YOUR OBJECTIVE –
Find the word "người" in the data. Return every line where it appears.

* START RECORDS SUPPLIED *

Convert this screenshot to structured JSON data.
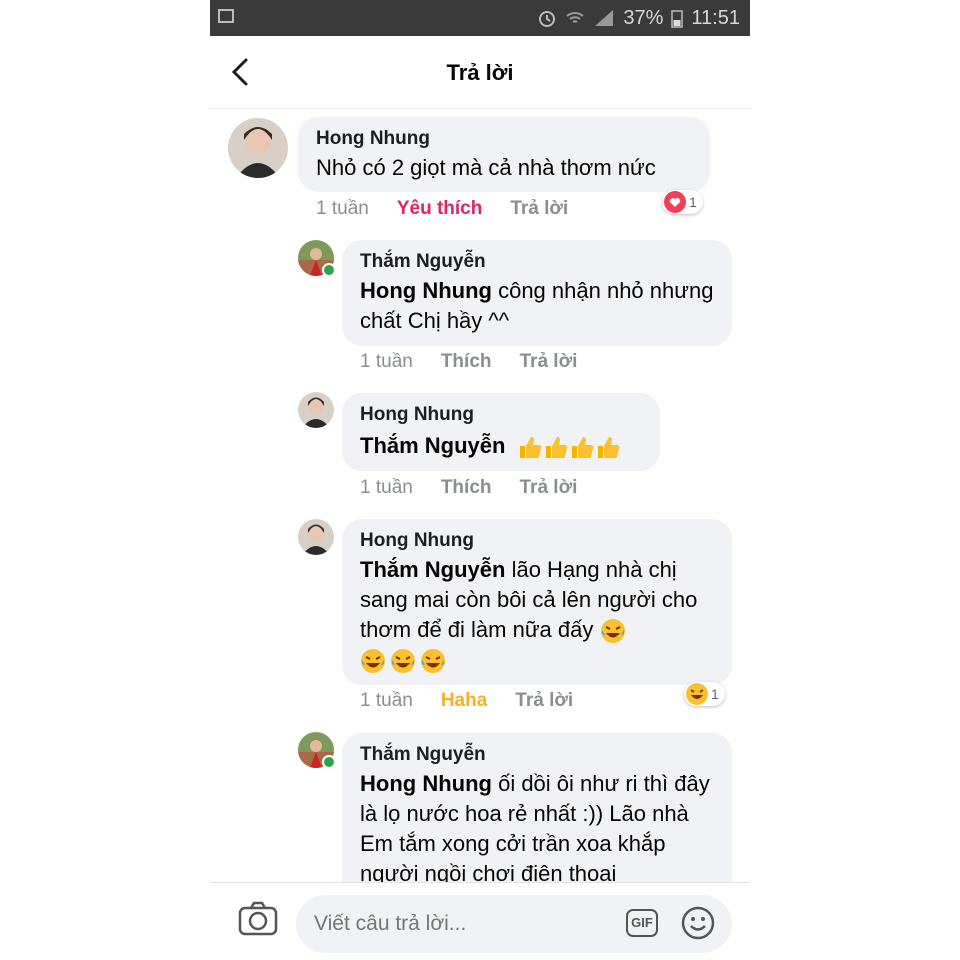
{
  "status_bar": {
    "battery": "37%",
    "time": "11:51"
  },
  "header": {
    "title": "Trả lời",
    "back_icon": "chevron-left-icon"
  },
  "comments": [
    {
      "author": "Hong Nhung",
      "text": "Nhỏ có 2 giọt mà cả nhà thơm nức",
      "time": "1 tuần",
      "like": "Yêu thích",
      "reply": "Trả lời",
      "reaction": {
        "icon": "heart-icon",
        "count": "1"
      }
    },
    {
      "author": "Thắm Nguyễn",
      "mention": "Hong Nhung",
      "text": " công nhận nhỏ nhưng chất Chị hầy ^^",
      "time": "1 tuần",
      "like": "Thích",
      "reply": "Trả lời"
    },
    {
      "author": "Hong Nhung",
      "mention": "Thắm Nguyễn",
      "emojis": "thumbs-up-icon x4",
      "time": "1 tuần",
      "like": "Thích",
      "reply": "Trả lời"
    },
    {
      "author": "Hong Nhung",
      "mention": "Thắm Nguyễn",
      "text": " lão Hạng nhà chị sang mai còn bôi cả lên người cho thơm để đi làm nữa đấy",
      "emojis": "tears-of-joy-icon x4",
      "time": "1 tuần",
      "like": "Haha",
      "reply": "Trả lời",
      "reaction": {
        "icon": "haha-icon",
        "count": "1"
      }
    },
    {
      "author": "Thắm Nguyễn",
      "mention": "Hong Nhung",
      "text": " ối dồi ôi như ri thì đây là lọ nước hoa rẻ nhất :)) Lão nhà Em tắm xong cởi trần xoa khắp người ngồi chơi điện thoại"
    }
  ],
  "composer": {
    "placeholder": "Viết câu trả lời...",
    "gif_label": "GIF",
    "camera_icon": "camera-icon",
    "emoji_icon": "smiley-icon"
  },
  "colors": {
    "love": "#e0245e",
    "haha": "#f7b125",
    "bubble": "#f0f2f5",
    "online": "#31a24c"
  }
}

* END RECORDS SUPPLIED *
* START RECORDS SUPPLIED *

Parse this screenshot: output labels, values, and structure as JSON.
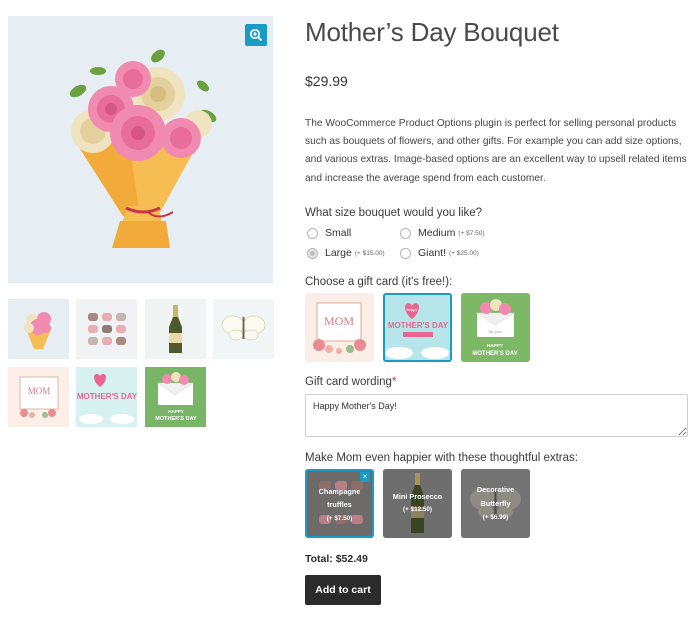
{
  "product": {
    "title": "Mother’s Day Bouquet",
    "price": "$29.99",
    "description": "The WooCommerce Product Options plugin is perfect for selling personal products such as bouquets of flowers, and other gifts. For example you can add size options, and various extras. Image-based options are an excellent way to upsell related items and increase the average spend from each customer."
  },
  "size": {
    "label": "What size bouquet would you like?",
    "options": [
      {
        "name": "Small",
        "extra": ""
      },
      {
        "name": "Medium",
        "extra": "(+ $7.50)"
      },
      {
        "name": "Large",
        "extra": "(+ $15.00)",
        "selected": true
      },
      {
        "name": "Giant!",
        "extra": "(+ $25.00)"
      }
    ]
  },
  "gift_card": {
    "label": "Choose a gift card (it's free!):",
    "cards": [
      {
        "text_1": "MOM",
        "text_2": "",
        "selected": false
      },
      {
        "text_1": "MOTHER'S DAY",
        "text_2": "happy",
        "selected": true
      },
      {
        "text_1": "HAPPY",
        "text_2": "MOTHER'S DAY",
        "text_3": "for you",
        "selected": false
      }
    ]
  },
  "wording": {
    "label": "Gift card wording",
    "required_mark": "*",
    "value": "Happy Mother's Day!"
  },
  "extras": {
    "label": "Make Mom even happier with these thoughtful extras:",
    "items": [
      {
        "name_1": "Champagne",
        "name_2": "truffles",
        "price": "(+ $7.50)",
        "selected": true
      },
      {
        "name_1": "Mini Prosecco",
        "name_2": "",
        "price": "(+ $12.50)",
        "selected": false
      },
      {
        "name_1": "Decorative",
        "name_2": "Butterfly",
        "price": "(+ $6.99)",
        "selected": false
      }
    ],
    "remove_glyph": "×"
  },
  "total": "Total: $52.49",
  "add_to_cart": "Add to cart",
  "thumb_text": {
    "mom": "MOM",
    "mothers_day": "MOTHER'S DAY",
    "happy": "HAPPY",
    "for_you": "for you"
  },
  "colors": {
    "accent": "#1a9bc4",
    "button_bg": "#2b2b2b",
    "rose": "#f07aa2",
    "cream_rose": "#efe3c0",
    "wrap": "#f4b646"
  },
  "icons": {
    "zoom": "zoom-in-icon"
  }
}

* END RECORDS SUPPLIED *

CORRECT OUTPUT –
      "text": " lão Hạng nhà chị sang mai còn bôi cả lên người cho thơm để đi làm nữa đấy",
      "text": " ối dồi ôi như ri thì đây là lọ nước hoa rẻ nhất :)) Lão nhà Em tắm xong cởi trần xoa khắp người ngồi chơi điện thoại"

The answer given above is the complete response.